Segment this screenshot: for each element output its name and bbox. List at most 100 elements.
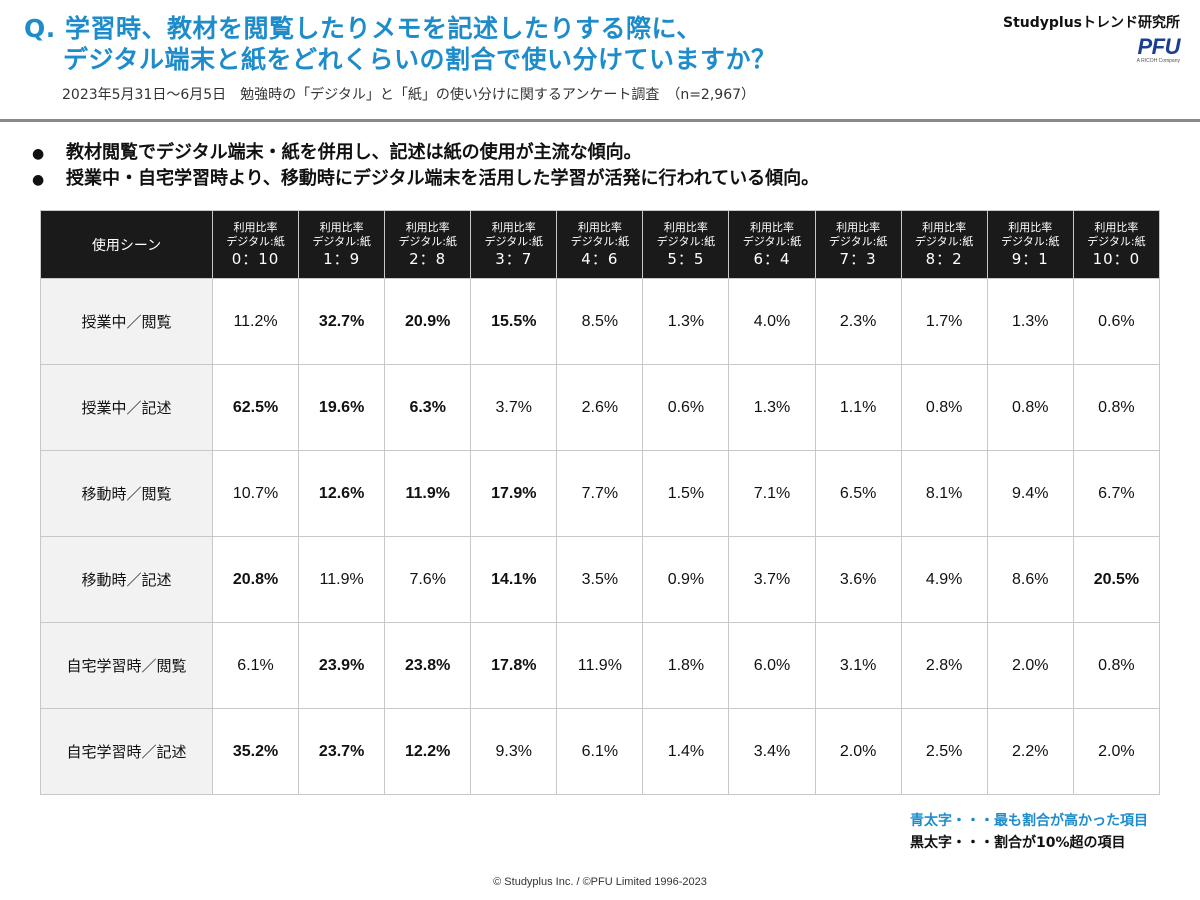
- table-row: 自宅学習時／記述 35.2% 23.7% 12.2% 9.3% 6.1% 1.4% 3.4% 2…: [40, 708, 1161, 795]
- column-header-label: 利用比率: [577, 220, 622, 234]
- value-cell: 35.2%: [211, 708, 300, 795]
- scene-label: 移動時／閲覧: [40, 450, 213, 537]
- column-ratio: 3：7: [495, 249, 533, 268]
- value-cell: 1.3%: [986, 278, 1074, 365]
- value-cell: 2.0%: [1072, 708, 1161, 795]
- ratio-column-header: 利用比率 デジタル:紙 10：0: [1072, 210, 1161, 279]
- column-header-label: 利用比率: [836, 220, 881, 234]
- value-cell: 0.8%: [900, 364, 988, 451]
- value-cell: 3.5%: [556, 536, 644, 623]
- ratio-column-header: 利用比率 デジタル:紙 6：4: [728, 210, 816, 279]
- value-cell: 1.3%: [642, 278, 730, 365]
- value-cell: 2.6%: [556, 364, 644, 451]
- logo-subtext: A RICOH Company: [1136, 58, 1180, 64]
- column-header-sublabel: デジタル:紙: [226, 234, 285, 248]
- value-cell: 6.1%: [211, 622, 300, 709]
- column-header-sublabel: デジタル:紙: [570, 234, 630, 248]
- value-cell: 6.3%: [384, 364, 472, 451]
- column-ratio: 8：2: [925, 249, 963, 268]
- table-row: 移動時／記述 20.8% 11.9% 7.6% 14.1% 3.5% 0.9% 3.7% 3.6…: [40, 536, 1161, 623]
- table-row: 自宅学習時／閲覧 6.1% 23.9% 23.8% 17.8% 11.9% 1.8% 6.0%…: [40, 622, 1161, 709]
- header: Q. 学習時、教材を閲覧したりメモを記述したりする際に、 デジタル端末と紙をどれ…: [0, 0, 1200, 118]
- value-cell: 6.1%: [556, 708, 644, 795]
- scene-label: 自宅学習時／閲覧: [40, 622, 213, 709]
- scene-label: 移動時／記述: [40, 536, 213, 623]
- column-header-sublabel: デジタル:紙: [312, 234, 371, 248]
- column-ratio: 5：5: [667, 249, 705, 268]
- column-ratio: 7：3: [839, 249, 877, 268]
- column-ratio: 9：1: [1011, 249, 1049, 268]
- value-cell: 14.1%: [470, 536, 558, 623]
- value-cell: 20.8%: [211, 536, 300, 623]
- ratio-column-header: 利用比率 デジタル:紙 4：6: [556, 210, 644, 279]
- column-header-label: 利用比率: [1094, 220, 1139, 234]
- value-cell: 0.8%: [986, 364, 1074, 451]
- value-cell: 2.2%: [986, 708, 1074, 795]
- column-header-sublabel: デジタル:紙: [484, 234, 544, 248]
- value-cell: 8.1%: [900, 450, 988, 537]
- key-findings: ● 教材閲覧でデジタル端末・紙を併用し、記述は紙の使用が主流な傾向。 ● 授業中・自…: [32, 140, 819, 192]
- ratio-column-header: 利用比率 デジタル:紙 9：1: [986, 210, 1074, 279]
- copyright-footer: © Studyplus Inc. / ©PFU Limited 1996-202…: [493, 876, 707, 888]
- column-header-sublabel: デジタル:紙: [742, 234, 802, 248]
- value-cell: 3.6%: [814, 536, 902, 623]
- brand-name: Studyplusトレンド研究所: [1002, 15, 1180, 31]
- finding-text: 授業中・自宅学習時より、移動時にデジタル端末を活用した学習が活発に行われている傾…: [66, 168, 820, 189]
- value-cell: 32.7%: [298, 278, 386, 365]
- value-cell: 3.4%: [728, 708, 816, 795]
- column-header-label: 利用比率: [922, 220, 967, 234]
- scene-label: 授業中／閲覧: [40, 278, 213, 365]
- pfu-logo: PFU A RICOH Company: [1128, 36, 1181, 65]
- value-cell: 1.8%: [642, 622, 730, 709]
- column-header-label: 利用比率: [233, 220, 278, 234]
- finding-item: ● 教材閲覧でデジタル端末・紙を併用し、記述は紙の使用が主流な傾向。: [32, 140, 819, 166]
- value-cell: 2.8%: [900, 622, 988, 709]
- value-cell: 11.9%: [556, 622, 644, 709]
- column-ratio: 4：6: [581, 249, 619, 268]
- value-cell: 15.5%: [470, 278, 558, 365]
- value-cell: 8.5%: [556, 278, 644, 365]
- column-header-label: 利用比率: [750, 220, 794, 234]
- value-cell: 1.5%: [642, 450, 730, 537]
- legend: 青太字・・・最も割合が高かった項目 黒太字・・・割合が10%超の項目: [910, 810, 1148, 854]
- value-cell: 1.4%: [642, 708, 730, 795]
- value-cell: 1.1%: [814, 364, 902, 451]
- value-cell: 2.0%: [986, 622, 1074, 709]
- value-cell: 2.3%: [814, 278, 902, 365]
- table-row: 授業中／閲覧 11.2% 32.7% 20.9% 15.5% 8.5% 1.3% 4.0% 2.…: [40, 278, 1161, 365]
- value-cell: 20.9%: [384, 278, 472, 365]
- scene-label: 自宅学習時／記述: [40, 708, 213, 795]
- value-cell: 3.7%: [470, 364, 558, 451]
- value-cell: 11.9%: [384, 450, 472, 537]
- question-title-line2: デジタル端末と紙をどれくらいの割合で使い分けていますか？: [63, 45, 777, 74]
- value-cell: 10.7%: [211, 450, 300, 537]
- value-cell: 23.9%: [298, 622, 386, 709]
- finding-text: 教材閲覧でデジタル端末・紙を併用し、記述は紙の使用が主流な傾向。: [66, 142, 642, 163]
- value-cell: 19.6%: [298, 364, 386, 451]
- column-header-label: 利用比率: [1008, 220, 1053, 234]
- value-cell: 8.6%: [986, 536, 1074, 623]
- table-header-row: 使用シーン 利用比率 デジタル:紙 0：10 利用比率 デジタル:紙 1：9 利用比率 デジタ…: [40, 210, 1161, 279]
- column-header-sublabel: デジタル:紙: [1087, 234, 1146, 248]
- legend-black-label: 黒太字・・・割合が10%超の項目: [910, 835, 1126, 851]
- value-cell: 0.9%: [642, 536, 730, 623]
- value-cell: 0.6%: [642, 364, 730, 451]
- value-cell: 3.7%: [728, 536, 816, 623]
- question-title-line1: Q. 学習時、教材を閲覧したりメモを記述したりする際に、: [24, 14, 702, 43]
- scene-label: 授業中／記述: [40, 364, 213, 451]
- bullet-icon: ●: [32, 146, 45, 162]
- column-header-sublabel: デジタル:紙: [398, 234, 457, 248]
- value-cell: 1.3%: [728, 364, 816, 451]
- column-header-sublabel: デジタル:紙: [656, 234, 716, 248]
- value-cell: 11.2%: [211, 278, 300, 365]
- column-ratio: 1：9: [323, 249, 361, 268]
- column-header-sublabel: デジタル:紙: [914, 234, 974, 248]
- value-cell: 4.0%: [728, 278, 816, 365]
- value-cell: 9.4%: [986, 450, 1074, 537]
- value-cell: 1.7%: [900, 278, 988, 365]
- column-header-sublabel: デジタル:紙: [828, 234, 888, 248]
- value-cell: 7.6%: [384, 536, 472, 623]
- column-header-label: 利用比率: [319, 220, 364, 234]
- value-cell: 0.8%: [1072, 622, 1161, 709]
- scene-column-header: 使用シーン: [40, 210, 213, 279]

# Work instructions
Copy out all of the lines above word for word, leaving out any pictures.

# Task response
Segment this screenshot: for each element output its name and bbox. List at most 100 elements.
- table-row: 自宅学習時／記述 35.2% 23.7% 12.2% 9.3% 6.1% 1.4% 3.4% 2…: [40, 708, 1161, 795]
- column-header-label: 利用比率: [577, 220, 622, 234]
- value-cell: 35.2%: [211, 708, 300, 795]
- scene-label: 移動時／閲覧: [40, 450, 213, 537]
- column-ratio: 3：7: [495, 249, 533, 268]
- value-cell: 1.3%: [986, 278, 1074, 365]
- value-cell: 2.0%: [1072, 708, 1161, 795]
- ratio-column-header: 利用比率 デジタル:紙 10：0: [1072, 210, 1161, 279]
- column-header-label: 利用比率: [836, 220, 881, 234]
- value-cell: 0.8%: [900, 364, 988, 451]
- value-cell: 3.5%: [556, 536, 644, 623]
- ratio-column-header: 利用比率 デジタル:紙 6：4: [728, 210, 816, 279]
- value-cell: 1.3%: [642, 278, 730, 365]
- value-cell: 2.6%: [556, 364, 644, 451]
- logo-subtext: A RICOH Company: [1136, 58, 1180, 64]
- column-header-sublabel: デジタル:紙: [226, 234, 285, 248]
- value-cell: 6.1%: [211, 622, 300, 709]
- column-header-sublabel: デジタル:紙: [570, 234, 630, 248]
- value-cell: 6.3%: [384, 364, 472, 451]
- column-ratio: 8：2: [925, 249, 963, 268]
- table-row: 移動時／記述 20.8% 11.9% 7.6% 14.1% 3.5% 0.9% 3.7% 3.6…: [40, 536, 1161, 623]
- table-row: 自宅学習時／閲覧 6.1% 23.9% 23.8% 17.8% 11.9% 1.8% 6.0%…: [40, 622, 1161, 709]
- header: Q. 学習時、教材を閲覧したりメモを記述したりする際に、 デジタル端末と紙をどれ…: [0, 0, 1200, 118]
- value-cell: 6.1%: [556, 708, 644, 795]
- scene-label: 自宅学習時／閲覧: [40, 622, 213, 709]
- scene-label: 移動時／記述: [40, 536, 213, 623]
- column-header-sublabel: デジタル:紙: [312, 234, 371, 248]
- column-ratio: 5：5: [667, 249, 705, 268]
- column-ratio: 7：3: [839, 249, 877, 268]
- column-ratio: 9：1: [1011, 249, 1049, 268]
- value-cell: 14.1%: [470, 536, 558, 623]
- value-cell: 20.8%: [211, 536, 300, 623]
- ratio-column-header: 利用比率 デジタル:紙 4：6: [556, 210, 644, 279]
- column-header-label: 利用比率: [1094, 220, 1139, 234]
- value-cell: 0.8%: [986, 364, 1074, 451]
- value-cell: 2.2%: [986, 708, 1074, 795]
- column-header-sublabel: デジタル:紙: [484, 234, 544, 248]
- value-cell: 8.1%: [900, 450, 988, 537]
- key-findings: ● 教材閲覧でデジタル端末・紙を併用し、記述は紙の使用が主流な傾向。 ● 授業中・自…: [32, 140, 819, 192]
- ratio-column-header: 利用比率 デジタル:紙 9：1: [986, 210, 1074, 279]
- copyright-footer: © Studyplus Inc. / ©PFU Limited 1996-202…: [493, 876, 707, 888]
- column-header-sublabel: デジタル:紙: [742, 234, 802, 248]
- value-cell: 3.6%: [814, 536, 902, 623]
- brand-name: Studyplusトレンド研究所: [1002, 15, 1180, 31]
- finding-text: 授業中・自宅学習時より、移動時にデジタル端末を活用した学習が活発に行われている傾…: [66, 168, 820, 189]
- value-cell: 32.7%: [298, 278, 386, 365]
- value-cell: 3.4%: [728, 708, 816, 795]
- column-header-label: 利用比率: [922, 220, 967, 234]
- scene-label: 授業中／閲覧: [40, 278, 213, 365]
- pfu-logo: PFU A RICOH Company: [1128, 36, 1181, 65]
- value-cell: 1.8%: [642, 622, 730, 709]
- column-header-label: 利用比率: [233, 220, 278, 234]
- finding-item: ● 教材閲覧でデジタル端末・紙を併用し、記述は紙の使用が主流な傾向。: [32, 140, 819, 166]
- value-cell: 2.8%: [900, 622, 988, 709]
- value-cell: 11.9%: [556, 622, 644, 709]
- column-ratio: 4：6: [581, 249, 619, 268]
- value-cell: 15.5%: [470, 278, 558, 365]
- value-cell: 8.5%: [556, 278, 644, 365]
- column-header-label: 利用比率: [750, 220, 794, 234]
- value-cell: 1.5%: [642, 450, 730, 537]
- legend: 青太字・・・最も割合が高かった項目 黒太字・・・割合が10%超の項目: [910, 810, 1148, 854]
- value-cell: 1.4%: [642, 708, 730, 795]
- value-cell: 1.1%: [814, 364, 902, 451]
- value-cell: 2.0%: [986, 622, 1074, 709]
- value-cell: 2.3%: [814, 278, 902, 365]
- table-row: 授業中／閲覧 11.2% 32.7% 20.9% 15.5% 8.5% 1.3% 4.0% 2.…: [40, 278, 1161, 365]
- value-cell: 20.9%: [384, 278, 472, 365]
- scene-label: 自宅学習時／記述: [40, 708, 213, 795]
- value-cell: 3.7%: [470, 364, 558, 451]
- value-cell: 11.9%: [384, 450, 472, 537]
- question-title-line2: デジタル端末と紙をどれくらいの割合で使い分けていますか？: [63, 45, 777, 74]
- value-cell: 10.7%: [211, 450, 300, 537]
- value-cell: 23.9%: [298, 622, 386, 709]
- finding-text: 教材閲覧でデジタル端末・紙を併用し、記述は紙の使用が主流な傾向。: [66, 142, 642, 163]
- value-cell: 19.6%: [298, 364, 386, 451]
- column-header-label: 利用比率: [1008, 220, 1053, 234]
- value-cell: 8.6%: [986, 536, 1074, 623]
- table-header-row: 使用シーン 利用比率 デジタル:紙 0：10 利用比率 デジタル:紙 1：9 利用比率 デジタ…: [40, 210, 1161, 279]
- column-header-sublabel: デジタル:紙: [1087, 234, 1146, 248]
- legend-black-label: 黒太字・・・割合が10%超の項目: [910, 835, 1126, 851]
- value-cell: 0.9%: [642, 536, 730, 623]
- value-cell: 0.6%: [642, 364, 730, 451]
- value-cell: 3.7%: [728, 536, 816, 623]
- question-title-line1: Q. 学習時、教材を閲覧したりメモを記述したりする際に、: [24, 14, 702, 43]
- scene-label: 授業中／記述: [40, 364, 213, 451]
- bullet-icon: ●: [32, 146, 45, 162]
- column-header-sublabel: デジタル:紙: [398, 234, 457, 248]
- value-cell: 1.3%: [728, 364, 816, 451]
- column-header-sublabel: デジタル:紙: [656, 234, 716, 248]
- value-cell: 11.2%: [211, 278, 300, 365]
- column-ratio: 1：9: [323, 249, 361, 268]
- column-header-sublabel: デジタル:紙: [914, 234, 974, 248]
- value-cell: 4.0%: [728, 278, 816, 365]
- value-cell: 9.4%: [986, 450, 1074, 537]
- value-cell: 1.7%: [900, 278, 988, 365]
- column-header-sublabel: デジタル:紙: [828, 234, 888, 248]
- value-cell: 7.6%: [384, 536, 472, 623]
- column-header-label: 利用比率: [319, 220, 364, 234]
- value-cell: 0.8%: [1072, 622, 1161, 709]
- scene-column-header: 使用シーン: [40, 210, 213, 279]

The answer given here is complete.